*Goal*: Pull out exactly the lines from the line containing "Parse this screenshot: output" to the line containing "Enumerate this screenshot's", both lines included, with pictures removed from the copy.

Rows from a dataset

★ ★ ★ ★ ★

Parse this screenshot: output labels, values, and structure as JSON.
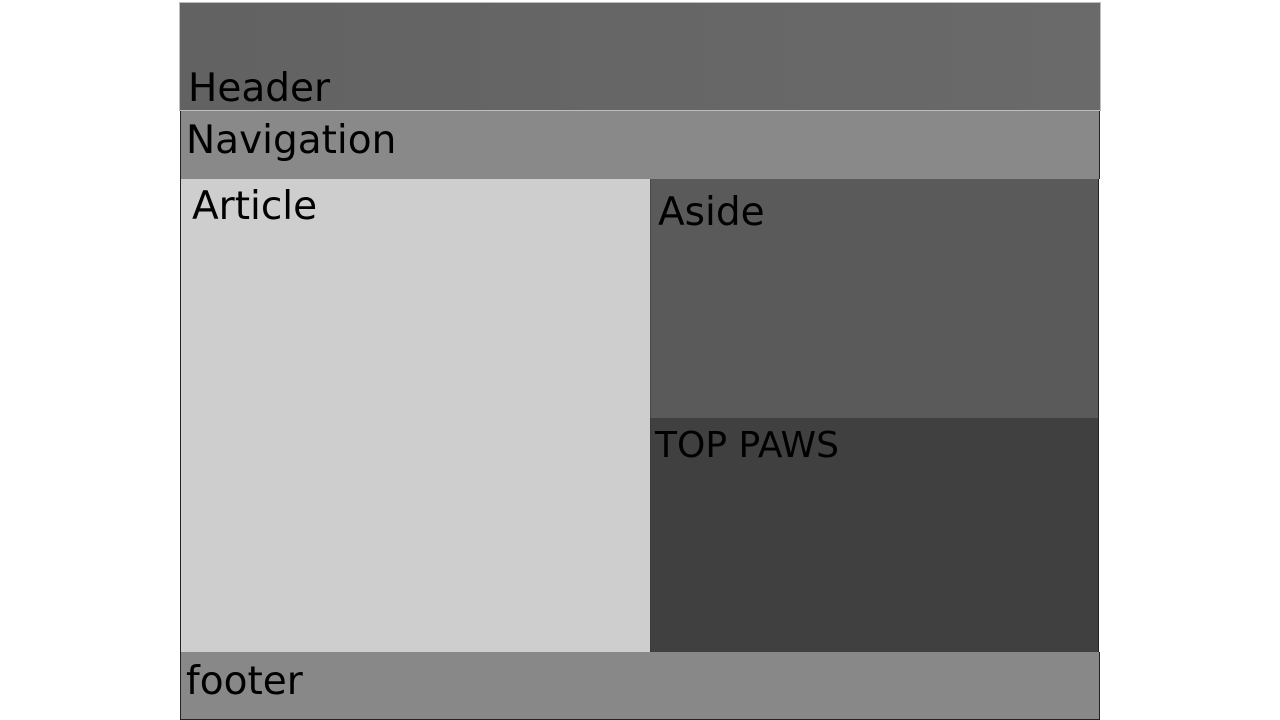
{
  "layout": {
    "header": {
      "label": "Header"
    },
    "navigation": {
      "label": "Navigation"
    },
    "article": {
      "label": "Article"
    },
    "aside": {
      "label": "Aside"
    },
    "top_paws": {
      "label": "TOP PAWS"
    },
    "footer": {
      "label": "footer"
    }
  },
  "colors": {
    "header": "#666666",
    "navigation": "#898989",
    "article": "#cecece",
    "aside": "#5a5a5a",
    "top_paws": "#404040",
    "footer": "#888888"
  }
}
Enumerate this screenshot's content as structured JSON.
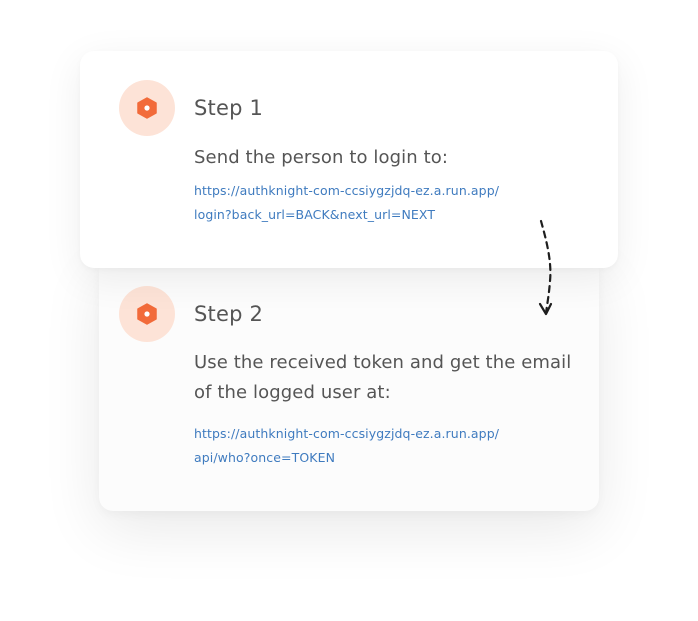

★ ★ ★ ★ ★

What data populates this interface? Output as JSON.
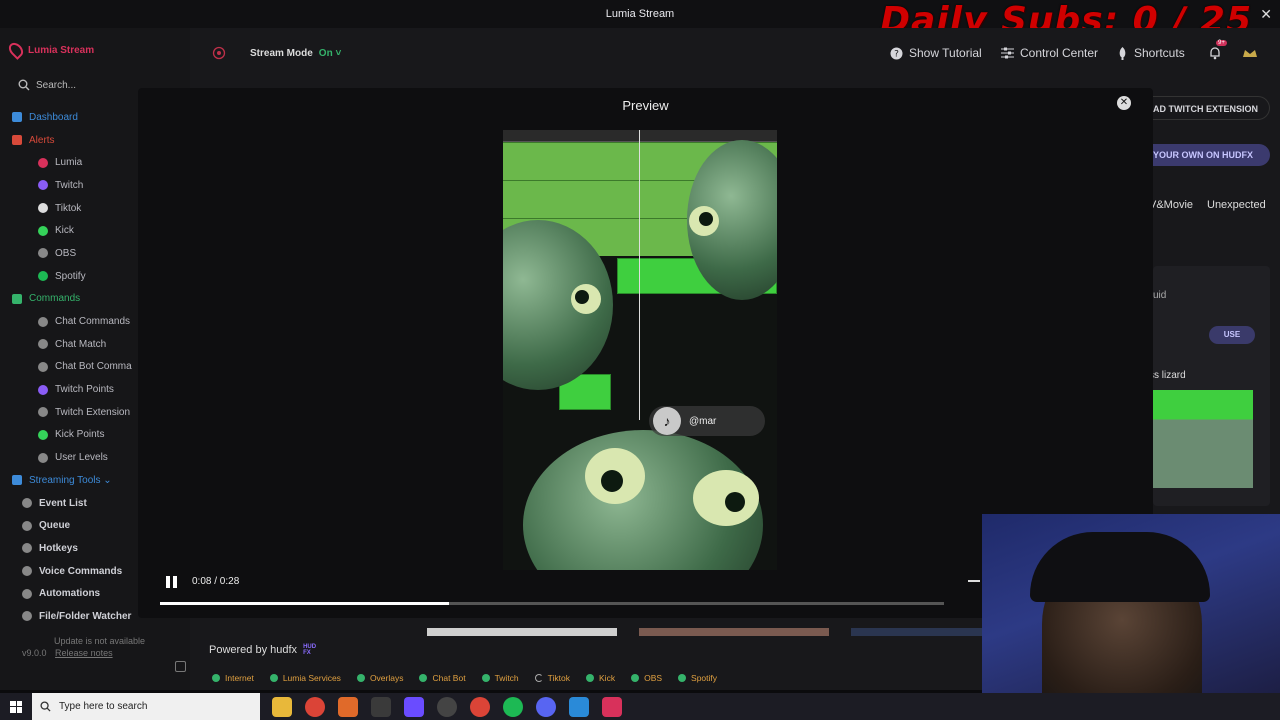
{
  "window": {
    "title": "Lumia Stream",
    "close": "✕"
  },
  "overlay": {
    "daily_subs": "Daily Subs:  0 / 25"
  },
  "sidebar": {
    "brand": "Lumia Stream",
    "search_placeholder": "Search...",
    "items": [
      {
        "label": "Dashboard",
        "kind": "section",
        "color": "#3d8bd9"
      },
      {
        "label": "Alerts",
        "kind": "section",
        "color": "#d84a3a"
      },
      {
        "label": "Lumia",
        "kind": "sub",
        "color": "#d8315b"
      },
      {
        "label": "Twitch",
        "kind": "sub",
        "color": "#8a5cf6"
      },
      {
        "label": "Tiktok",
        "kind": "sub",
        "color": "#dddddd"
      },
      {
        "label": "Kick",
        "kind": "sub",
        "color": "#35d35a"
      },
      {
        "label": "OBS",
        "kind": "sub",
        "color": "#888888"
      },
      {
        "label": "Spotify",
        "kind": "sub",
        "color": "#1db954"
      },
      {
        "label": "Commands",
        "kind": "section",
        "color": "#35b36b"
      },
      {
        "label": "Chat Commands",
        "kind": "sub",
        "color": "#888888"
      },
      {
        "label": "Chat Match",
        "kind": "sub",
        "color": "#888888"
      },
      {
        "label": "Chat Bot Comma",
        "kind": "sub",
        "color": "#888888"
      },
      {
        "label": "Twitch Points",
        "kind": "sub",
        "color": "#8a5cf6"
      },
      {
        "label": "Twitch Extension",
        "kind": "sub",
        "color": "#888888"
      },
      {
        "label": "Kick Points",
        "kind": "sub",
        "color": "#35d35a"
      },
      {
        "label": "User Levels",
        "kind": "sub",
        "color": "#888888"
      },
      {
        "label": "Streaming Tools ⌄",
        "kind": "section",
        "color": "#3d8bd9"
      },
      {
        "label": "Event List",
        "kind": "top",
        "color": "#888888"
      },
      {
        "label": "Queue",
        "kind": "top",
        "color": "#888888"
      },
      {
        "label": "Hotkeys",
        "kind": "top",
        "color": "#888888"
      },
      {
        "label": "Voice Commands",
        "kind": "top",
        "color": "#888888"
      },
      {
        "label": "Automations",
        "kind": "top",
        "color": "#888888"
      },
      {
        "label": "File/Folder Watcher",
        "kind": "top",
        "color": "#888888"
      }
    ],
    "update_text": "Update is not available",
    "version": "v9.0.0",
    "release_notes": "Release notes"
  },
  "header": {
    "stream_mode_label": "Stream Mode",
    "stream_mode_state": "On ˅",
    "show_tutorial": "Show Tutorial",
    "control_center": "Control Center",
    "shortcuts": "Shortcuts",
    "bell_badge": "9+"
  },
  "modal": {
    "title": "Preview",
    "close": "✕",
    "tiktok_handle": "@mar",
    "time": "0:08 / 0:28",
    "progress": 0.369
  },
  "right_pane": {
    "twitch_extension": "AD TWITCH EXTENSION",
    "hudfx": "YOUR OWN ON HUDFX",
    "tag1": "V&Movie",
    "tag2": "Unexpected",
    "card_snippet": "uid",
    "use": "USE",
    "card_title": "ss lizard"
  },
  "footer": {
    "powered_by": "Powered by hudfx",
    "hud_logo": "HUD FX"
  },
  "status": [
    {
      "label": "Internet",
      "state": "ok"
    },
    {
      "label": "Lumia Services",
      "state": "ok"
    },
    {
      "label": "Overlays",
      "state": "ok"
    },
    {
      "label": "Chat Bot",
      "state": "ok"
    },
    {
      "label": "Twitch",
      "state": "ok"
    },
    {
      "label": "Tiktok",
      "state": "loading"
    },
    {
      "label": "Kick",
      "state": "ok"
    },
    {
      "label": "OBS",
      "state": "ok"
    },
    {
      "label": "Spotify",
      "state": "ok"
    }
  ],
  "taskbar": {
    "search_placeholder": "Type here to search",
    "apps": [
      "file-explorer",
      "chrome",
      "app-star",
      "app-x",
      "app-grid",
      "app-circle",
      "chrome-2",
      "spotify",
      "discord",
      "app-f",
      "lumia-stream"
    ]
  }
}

★ ★ ★ ★ ★

*Exercise answer*:
Parse this screenshot: output labels, values, and structure as JSON.
{
  "layout": {
    "header": {
      "label": "Header"
    },
    "navigation": {
      "label": "Navigation"
    },
    "article": {
      "label": "Article"
    },
    "aside": {
      "label": "Aside"
    },
    "top_paws": {
      "label": "TOP PAWS"
    },
    "footer": {
      "label": "footer"
    }
  },
  "colors": {
    "header": "#666666",
    "navigation": "#898989",
    "article": "#cecece",
    "aside": "#5a5a5a",
    "top_paws": "#404040",
    "footer": "#888888"
  }
}
Enumerate this screenshot's content as structured JSON.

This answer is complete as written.